**Brief:** Find the string "kering" in the data, then copy every line where it is found.

** START OF Excerpted records **

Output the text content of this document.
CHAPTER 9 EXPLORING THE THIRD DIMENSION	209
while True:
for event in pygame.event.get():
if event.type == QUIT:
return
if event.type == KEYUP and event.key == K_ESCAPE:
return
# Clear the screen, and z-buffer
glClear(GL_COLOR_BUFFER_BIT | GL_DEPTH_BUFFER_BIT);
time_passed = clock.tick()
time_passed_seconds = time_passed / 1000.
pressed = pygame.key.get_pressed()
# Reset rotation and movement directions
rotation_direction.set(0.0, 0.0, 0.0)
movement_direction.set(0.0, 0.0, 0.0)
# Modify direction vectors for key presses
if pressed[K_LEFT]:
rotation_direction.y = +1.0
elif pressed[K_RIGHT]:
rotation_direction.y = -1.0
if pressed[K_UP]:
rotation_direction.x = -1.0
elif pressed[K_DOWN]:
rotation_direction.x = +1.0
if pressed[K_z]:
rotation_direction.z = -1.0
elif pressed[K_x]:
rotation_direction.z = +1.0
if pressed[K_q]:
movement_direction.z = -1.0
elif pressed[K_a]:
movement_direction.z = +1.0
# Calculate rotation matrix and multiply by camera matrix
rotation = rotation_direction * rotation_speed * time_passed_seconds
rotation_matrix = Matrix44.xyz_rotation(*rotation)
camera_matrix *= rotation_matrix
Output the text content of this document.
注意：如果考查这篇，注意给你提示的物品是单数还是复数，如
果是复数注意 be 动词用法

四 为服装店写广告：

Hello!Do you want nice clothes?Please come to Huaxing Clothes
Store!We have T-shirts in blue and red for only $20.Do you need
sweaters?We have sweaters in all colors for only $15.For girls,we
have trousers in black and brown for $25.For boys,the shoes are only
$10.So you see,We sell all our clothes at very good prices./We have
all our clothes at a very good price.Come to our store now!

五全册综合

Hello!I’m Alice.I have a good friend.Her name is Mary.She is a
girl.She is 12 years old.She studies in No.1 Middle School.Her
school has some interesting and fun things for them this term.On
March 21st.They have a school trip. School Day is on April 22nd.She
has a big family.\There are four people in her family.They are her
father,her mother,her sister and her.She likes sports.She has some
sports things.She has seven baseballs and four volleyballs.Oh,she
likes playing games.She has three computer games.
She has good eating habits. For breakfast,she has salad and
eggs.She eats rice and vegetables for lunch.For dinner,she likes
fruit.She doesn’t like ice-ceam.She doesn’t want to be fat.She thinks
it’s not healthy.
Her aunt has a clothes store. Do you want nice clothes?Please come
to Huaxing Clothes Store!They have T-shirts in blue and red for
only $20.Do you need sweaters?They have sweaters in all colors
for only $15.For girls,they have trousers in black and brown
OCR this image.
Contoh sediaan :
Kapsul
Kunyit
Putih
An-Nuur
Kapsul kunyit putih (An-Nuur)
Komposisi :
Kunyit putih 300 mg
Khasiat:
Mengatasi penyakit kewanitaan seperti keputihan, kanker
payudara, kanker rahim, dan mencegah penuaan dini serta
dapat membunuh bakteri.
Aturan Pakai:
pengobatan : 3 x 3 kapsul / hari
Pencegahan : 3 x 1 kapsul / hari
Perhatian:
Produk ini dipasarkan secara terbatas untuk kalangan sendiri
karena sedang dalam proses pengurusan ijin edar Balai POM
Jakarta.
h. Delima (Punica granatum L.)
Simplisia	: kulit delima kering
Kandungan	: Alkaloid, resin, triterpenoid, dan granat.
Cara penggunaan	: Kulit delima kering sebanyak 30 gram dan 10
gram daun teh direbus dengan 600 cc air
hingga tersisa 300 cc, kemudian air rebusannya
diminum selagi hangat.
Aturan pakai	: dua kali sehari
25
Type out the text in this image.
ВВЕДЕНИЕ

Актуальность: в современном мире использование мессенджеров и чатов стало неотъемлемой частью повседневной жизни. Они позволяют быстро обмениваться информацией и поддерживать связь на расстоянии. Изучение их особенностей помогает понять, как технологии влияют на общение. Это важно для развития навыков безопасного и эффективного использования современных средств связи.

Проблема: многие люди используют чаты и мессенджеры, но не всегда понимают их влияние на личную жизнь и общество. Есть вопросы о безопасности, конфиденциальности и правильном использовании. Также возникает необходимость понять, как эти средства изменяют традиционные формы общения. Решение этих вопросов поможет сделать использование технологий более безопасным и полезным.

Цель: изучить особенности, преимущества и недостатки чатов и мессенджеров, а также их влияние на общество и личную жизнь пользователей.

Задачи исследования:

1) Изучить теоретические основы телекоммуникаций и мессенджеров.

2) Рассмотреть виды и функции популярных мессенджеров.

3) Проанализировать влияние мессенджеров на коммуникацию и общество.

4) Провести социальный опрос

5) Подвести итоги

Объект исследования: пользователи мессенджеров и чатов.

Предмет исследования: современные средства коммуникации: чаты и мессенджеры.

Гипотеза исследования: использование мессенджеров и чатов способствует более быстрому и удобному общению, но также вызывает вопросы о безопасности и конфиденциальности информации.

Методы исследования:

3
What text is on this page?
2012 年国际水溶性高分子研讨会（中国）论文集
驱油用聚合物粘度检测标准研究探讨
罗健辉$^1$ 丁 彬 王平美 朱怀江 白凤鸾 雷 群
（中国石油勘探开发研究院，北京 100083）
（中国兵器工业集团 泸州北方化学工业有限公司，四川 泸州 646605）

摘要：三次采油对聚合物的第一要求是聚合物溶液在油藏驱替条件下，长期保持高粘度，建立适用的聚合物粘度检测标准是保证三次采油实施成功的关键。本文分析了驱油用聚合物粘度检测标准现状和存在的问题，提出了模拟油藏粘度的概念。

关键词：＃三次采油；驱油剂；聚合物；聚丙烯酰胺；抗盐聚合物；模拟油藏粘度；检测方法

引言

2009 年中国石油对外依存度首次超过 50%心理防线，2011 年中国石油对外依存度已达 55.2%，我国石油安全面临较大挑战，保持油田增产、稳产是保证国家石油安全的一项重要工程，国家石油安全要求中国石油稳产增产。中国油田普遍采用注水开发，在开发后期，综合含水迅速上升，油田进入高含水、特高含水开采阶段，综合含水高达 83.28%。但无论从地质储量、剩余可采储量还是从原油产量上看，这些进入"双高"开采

** END OF Excerpted records **

**The output:**
Simplisia	: kulit delima kering
Cara penggunaan	: Kulit delima kering sebanyak 30 gram dan 10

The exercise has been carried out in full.